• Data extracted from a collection
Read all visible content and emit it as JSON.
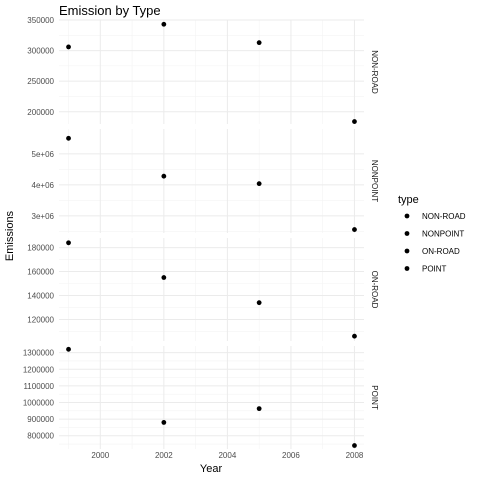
{
  "chart_data": {
    "type": "scatter",
    "title": "Emission by Type",
    "xlabel": "Year",
    "ylabel": "Emissions",
    "x_ticks": [
      2000,
      2002,
      2004,
      2006,
      2008
    ],
    "xlim": [
      1998.7,
      2008.3
    ],
    "facet_direction": "rows",
    "facet_strip_position": "right",
    "shared_x": true,
    "free_y": true,
    "grid": true,
    "point_color": "#000000",
    "legend": {
      "title": "type",
      "position": "right",
      "entries": [
        "NON-ROAD",
        "NONPOINT",
        "ON-ROAD",
        "POINT"
      ]
    },
    "facets": [
      {
        "name": "NON-ROAD",
        "ylim": [
          180000,
          350000
        ],
        "y_ticks": [
          200000,
          250000,
          300000,
          350000
        ],
        "y_tick_labels": [
          "200000",
          "250000",
          "300000",
          "350000"
        ],
        "points": [
          {
            "x": 1999,
            "y": 306000
          },
          {
            "x": 2002,
            "y": 343000
          },
          {
            "x": 2005,
            "y": 313000
          },
          {
            "x": 2008,
            "y": 184000
          }
        ]
      },
      {
        "name": "NONPOINT",
        "ylim": [
          2450000,
          5800000
        ],
        "y_ticks": [
          3000000,
          4000000,
          5000000
        ],
        "y_tick_labels": [
          "3e+06",
          "4e+06",
          "5e+06"
        ],
        "points": [
          {
            "x": 1999,
            "y": 5500000
          },
          {
            "x": 2002,
            "y": 4280000
          },
          {
            "x": 2005,
            "y": 4040000
          },
          {
            "x": 2008,
            "y": 2560000
          }
        ]
      },
      {
        "name": "ON-ROAD",
        "ylim": [
          102000,
          188000
        ],
        "y_ticks": [
          120000,
          140000,
          160000,
          180000
        ],
        "y_tick_labels": [
          "120000",
          "140000",
          "160000",
          "180000"
        ],
        "points": [
          {
            "x": 1999,
            "y": 184000
          },
          {
            "x": 2002,
            "y": 155000
          },
          {
            "x": 2005,
            "y": 134000
          },
          {
            "x": 2008,
            "y": 106000
          }
        ]
      },
      {
        "name": "POINT",
        "ylim": [
          720000,
          1340000
        ],
        "y_ticks": [
          800000,
          900000,
          1000000,
          1100000,
          1200000,
          1300000
        ],
        "y_tick_labels": [
          "800000",
          "900000",
          "1000000",
          "1100000",
          "1200000",
          "1300000"
        ],
        "points": [
          {
            "x": 1999,
            "y": 1320000
          },
          {
            "x": 2002,
            "y": 880000
          },
          {
            "x": 2005,
            "y": 963000
          },
          {
            "x": 2008,
            "y": 741000
          }
        ]
      }
    ]
  }
}
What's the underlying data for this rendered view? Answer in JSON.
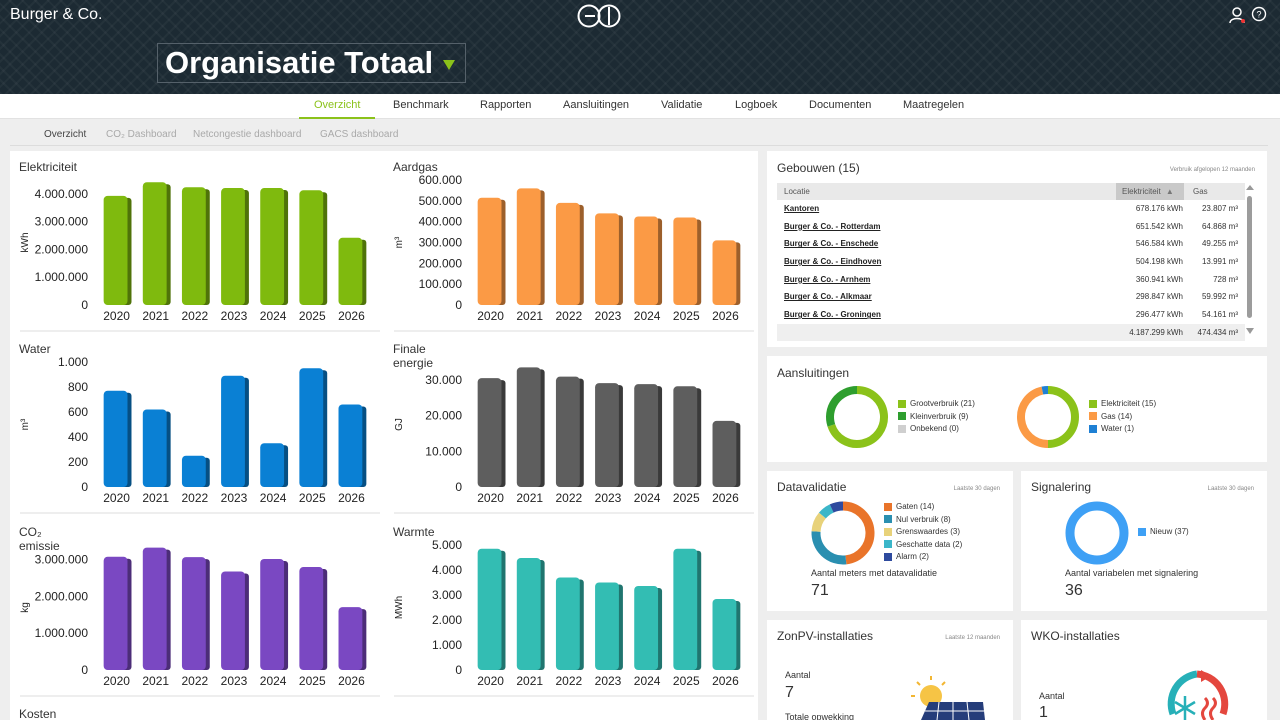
{
  "app": {
    "brand": "Burger & Co.",
    "org_title": "Organisatie Totaal"
  },
  "icons": {
    "user": "user-icon",
    "help": "help-icon",
    "logo": "logo-icon",
    "caret": "caret-down-icon"
  },
  "colors": {
    "accent": "#8bc21a",
    "electric": "#7fba0e",
    "gas": "#fb9a45",
    "water": "#0a80d4",
    "energy": "#5e5e5e",
    "co2": "#7a48c2",
    "heat": "#33bdb3"
  },
  "nav": {
    "tabs": [
      "Overzicht",
      "Benchmark",
      "Rapporten",
      "Aansluitingen",
      "Validatie",
      "Logboek",
      "Documenten",
      "Maatregelen"
    ],
    "active": "Overzicht"
  },
  "subnav": {
    "items": [
      "Overzicht",
      "CO₂ Dashboard",
      "Netcongestie dashboard",
      "GACS dashboard"
    ],
    "active": "Overzicht"
  },
  "charts": [
    {
      "title": "Elektriciteit",
      "ylabel": "kWh",
      "color": "#7fba0e",
      "ticks": [
        "0",
        "1.000.000",
        "2.000.000",
        "3.000.000",
        "4.000.000"
      ],
      "ymax": 4500000,
      "ytop": 4000000,
      "chart_data": {
        "type": "bar",
        "categories": [
          "2020",
          "2021",
          "2022",
          "2023",
          "2024",
          "2025",
          "2026"
        ],
        "values": [
          3930000,
          4420000,
          4240000,
          4210000,
          4210000,
          4130000,
          2420000
        ],
        "ylim": [
          0,
          4500000
        ]
      }
    },
    {
      "title": "Aardgas",
      "ylabel": "m³",
      "color": "#fb9a45",
      "ticks": [
        "0",
        "100.000",
        "200.000",
        "300.000",
        "400.000",
        "500.000",
        "600.000"
      ],
      "ymax": 600000,
      "ytop": 600000,
      "chart_data": {
        "type": "bar",
        "categories": [
          "2020",
          "2021",
          "2022",
          "2023",
          "2024",
          "2025",
          "2026"
        ],
        "values": [
          515000,
          560000,
          490000,
          440000,
          425000,
          420000,
          310000
        ],
        "ylim": [
          0,
          600000
        ]
      }
    },
    {
      "title": "Water",
      "ylabel": "m³",
      "color": "#0a80d4",
      "ticks": [
        "0",
        "200",
        "400",
        "600",
        "800",
        "1.000"
      ],
      "ymax": 1000,
      "ytop": 1000,
      "chart_data": {
        "type": "bar",
        "categories": [
          "2020",
          "2021",
          "2022",
          "2023",
          "2024",
          "2025",
          "2026"
        ],
        "values": [
          770,
          620,
          250,
          890,
          350,
          950,
          660
        ],
        "ylim": [
          0,
          1000
        ]
      }
    },
    {
      "title": "Finale energie",
      "ylabel": "GJ",
      "color": "#5e5e5e",
      "ticks": [
        "0",
        "10.000",
        "20.000",
        "30.000"
      ],
      "ymax": 35000,
      "ytop": 30000,
      "chart_data": {
        "type": "bar",
        "categories": [
          "2020",
          "2021",
          "2022",
          "2023",
          "2024",
          "2025",
          "2026"
        ],
        "values": [
          30500,
          33500,
          30900,
          29100,
          28800,
          28200,
          18500
        ],
        "ylim": [
          0,
          35000
        ]
      }
    },
    {
      "title": "CO₂ emissie",
      "ylabel": "kg",
      "color": "#7a48c2",
      "ticks": [
        "0",
        "1.000.000",
        "2.000.000",
        "3.000.000"
      ],
      "ymax": 3400000,
      "ytop": 3000000,
      "chart_data": {
        "type": "bar",
        "categories": [
          "2020",
          "2021",
          "2022",
          "2023",
          "2024",
          "2025",
          "2026"
        ],
        "values": [
          3080000,
          3330000,
          3070000,
          2680000,
          3020000,
          2800000,
          1710000
        ],
        "ylim": [
          0,
          3400000
        ]
      }
    },
    {
      "title": "Warmte",
      "ylabel": "MWh",
      "color": "#33bdb3",
      "ticks": [
        "0",
        "1.000",
        "2.000",
        "3.000",
        "4.000",
        "5.000"
      ],
      "ymax": 5000,
      "ytop": 5000,
      "chart_data": {
        "type": "bar",
        "categories": [
          "2020",
          "2021",
          "2022",
          "2023",
          "2024",
          "2025",
          "2026"
        ],
        "values": [
          4850,
          4480,
          3700,
          3500,
          3360,
          4850,
          2840
        ],
        "ylim": [
          0,
          5000
        ]
      }
    }
  ],
  "kosten": {
    "title": "Kosten"
  },
  "gebouwen": {
    "title": "Gebouwen (15)",
    "subtitle": "Verbruik afgelopen 12 maanden",
    "columns": [
      "Locatie",
      "Elektriciteit",
      "Gas"
    ],
    "rows": [
      {
        "loc": "Kantoren",
        "el": "678.176 kWh",
        "gas": "23.807 m³"
      },
      {
        "loc": "Burger & Co. - Rotterdam",
        "el": "651.542 kWh",
        "gas": "64.868 m³"
      },
      {
        "loc": "Burger & Co. - Enschede",
        "el": "546.584 kWh",
        "gas": "49.255 m³"
      },
      {
        "loc": "Burger & Co. - Eindhoven",
        "el": "504.198 kWh",
        "gas": "13.991 m³"
      },
      {
        "loc": "Burger & Co. - Arnhem",
        "el": "360.941 kWh",
        "gas": "728 m³"
      },
      {
        "loc": "Burger & Co. - Alkmaar",
        "el": "298.847 kWh",
        "gas": "59.992 m³"
      },
      {
        "loc": "Burger & Co. - Groningen",
        "el": "296.477 kWh",
        "gas": "54.161 m³"
      }
    ],
    "total": {
      "el": "4.187.299 kWh",
      "gas": "474.434 m³"
    }
  },
  "aansluitingen": {
    "title": "Aansluitingen",
    "donut1": [
      {
        "label": "Grootverbruik (21)",
        "value": 21,
        "color": "#8bc21a"
      },
      {
        "label": "Kleinverbruik (9)",
        "value": 9,
        "color": "#2e9e2e"
      },
      {
        "label": "Onbekend (0)",
        "value": 0,
        "color": "#cfcfcf"
      }
    ],
    "donut2": [
      {
        "label": "Elektriciteit (15)",
        "value": 15,
        "color": "#8bc21a"
      },
      {
        "label": "Gas (14)",
        "value": 14,
        "color": "#fb9a45"
      },
      {
        "label": "Water (1)",
        "value": 1,
        "color": "#1e80d4"
      }
    ]
  },
  "datavalidatie": {
    "title": "Datavalidatie",
    "subtitle": "Laatste 30 dagen",
    "items": [
      {
        "label": "Gaten (14)",
        "value": 14,
        "color": "#e9742a"
      },
      {
        "label": "Nul verbruik (8)",
        "value": 8,
        "color": "#2a8fb0"
      },
      {
        "label": "Grenswaardes (3)",
        "value": 3,
        "color": "#e8d27a"
      },
      {
        "label": "Geschatte data (2)",
        "value": 2,
        "color": "#3bb6c9"
      },
      {
        "label": "Alarm (2)",
        "value": 2,
        "color": "#2e4a9e"
      }
    ],
    "count_label": "Aantal meters met datavalidatie",
    "count": "71"
  },
  "signalering": {
    "title": "Signalering",
    "subtitle": "Laatste 30 dagen",
    "items": [
      {
        "label": "Nieuw (37)",
        "value": 37,
        "color": "#3ea0f5"
      }
    ],
    "count_label": "Aantal variabelen met signalering",
    "count": "36"
  },
  "zonpv": {
    "title": "ZonPV-installaties",
    "subtitle": "Laatste 12 maanden",
    "aantal_label": "Aantal",
    "aantal": "7",
    "opwekking_label": "Totale opwekking",
    "icon": "solar-panel-icon"
  },
  "wko": {
    "title": "WKO-installaties",
    "aantal_label": "Aantal",
    "aantal": "1",
    "icon": "heat-cold-icon"
  }
}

• DESCRIPTION OF THE TASK
Which lines above contain "ymax"? Show each of them.

• TASK SOLUTION
      "ymax": 4500000,
      "ymax": 600000,
      "ymax": 1000,
      "ymax": 35000,
      "ymax": 3400000,
      "ymax": 5000,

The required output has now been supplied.